Box coordinate listings:
* Begin *

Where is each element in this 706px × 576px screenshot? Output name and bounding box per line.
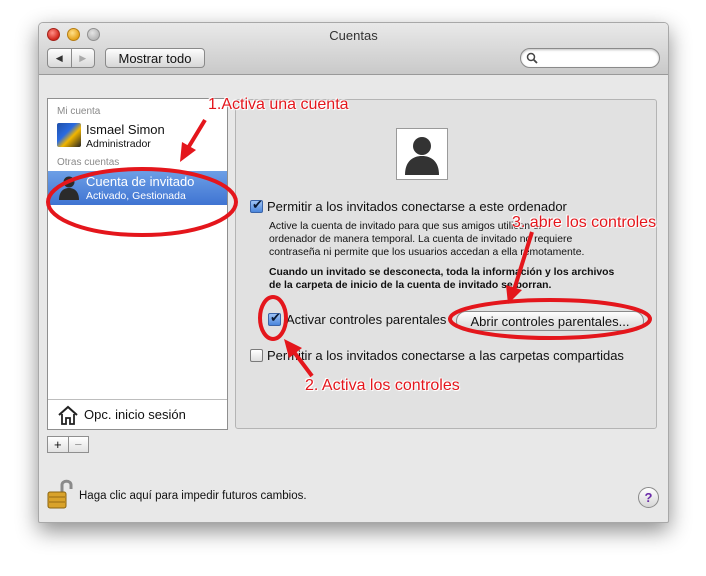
warning-line-2: de la carpeta de inicio de la cuenta de … <box>269 280 552 291</box>
description-line-1: Active la cuenta de invitado para que su… <box>269 221 542 232</box>
annotation-step-2: 2. Activa los controles <box>305 377 460 394</box>
annotation-step-1: 1.Activa una cuenta <box>208 96 349 113</box>
title-bar: Cuentas ◀ ▶ Mostrar todo <box>39 23 668 75</box>
forward-button[interactable]: ▶ <box>70 49 95 67</box>
account-name: Ismael Simon <box>86 122 165 137</box>
guest-picture[interactable] <box>396 128 448 180</box>
accounts-window: Cuentas ◀ ▶ Mostrar todo Mi cuenta Ismae… <box>38 22 669 523</box>
other-accounts-header: Otras cuentas <box>57 157 120 168</box>
checkmark-icon: ✔ <box>252 197 263 212</box>
help-button[interactable]: ? <box>638 487 659 508</box>
guest-silhouette-icon <box>57 174 81 203</box>
warning-line-1: Cuando un invitado se desconecta, toda l… <box>269 267 615 278</box>
add-remove-buttons: + − <box>47 436 89 453</box>
search-icon <box>526 52 538 67</box>
account-role: Administrador <box>86 138 151 150</box>
account-row-ismael[interactable]: Ismael Simon Administrador <box>48 119 227 153</box>
home-icon <box>57 404 79 429</box>
lock-button[interactable] <box>47 478 73 513</box>
my-account-header: Mi cuenta <box>57 106 101 117</box>
allow-guests-label: Permitir a los invitados conectarse a es… <box>267 199 567 214</box>
back-button[interactable]: ◀ <box>48 49 71 67</box>
accounts-list: Mi cuenta Ismael Simon Administrador Otr… <box>47 98 228 430</box>
guest-silhouette-large-icon <box>405 137 439 175</box>
login-options-item[interactable]: Opc. inicio sesión <box>48 399 227 429</box>
description-line-2: ordenador de manera temporal. La cuenta … <box>269 234 573 245</box>
unlocked-padlock-icon <box>47 479 73 509</box>
description-line-3: contraseña ni permite que los usuarios a… <box>269 247 585 258</box>
parental-controls-checkbox[interactable]: ✔ <box>268 310 281 326</box>
window-title: Cuentas <box>329 28 378 43</box>
account-row-guest[interactable]: Cuenta de invitado Activado, Gestionada <box>48 171 227 205</box>
open-parental-controls-button[interactable]: Abrir controles parentales... <box>456 311 644 331</box>
nav-buttons: ◀ ▶ <box>47 48 95 68</box>
search-input[interactable] <box>520 48 660 68</box>
login-options-label: Opc. inicio sesión <box>84 407 186 422</box>
checkmark-icon: ✔ <box>270 310 281 325</box>
shared-folders-label: Permitir a los invitados conectarse a la… <box>267 348 624 363</box>
guest-account-name: Cuenta de invitado <box>86 174 195 189</box>
allow-guests-checkbox[interactable]: ✔ <box>250 197 263 213</box>
lock-label: Haga clic aquí para impedir futuros camb… <box>79 490 307 502</box>
shared-folders-checkbox[interactable] <box>250 349 263 362</box>
guest-account-status: Activado, Gestionada <box>86 190 186 202</box>
add-account-button[interactable]: + <box>48 437 68 452</box>
show-all-button[interactable]: Mostrar todo <box>105 48 205 68</box>
parrot-avatar-icon <box>57 123 81 147</box>
remove-account-button[interactable]: − <box>67 437 89 452</box>
parental-controls-label: Activar controles parentales <box>286 312 447 327</box>
annotation-step-3: 3. abre los controles <box>512 214 657 231</box>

* End *

§ **Objective**
Update the items between the line holding "warning-line-2: de la" and the line holding "annotation-step-1: 1.Activa una", inclusive, by replacing "cuenta" with "perfil" and leaving everything else unchanged. Return only those lines.

§ **The solution**
warning-line-2: de la carpeta de inicio de la perfil de … <box>269 280 552 291</box>
description-line-1: Active la perfil de invitado para que su… <box>269 221 542 232</box>
annotation-step-2: 2. Activa los controles <box>305 377 460 394</box>
annotation-step-1: 1.Activa una perfil <box>208 96 349 113</box>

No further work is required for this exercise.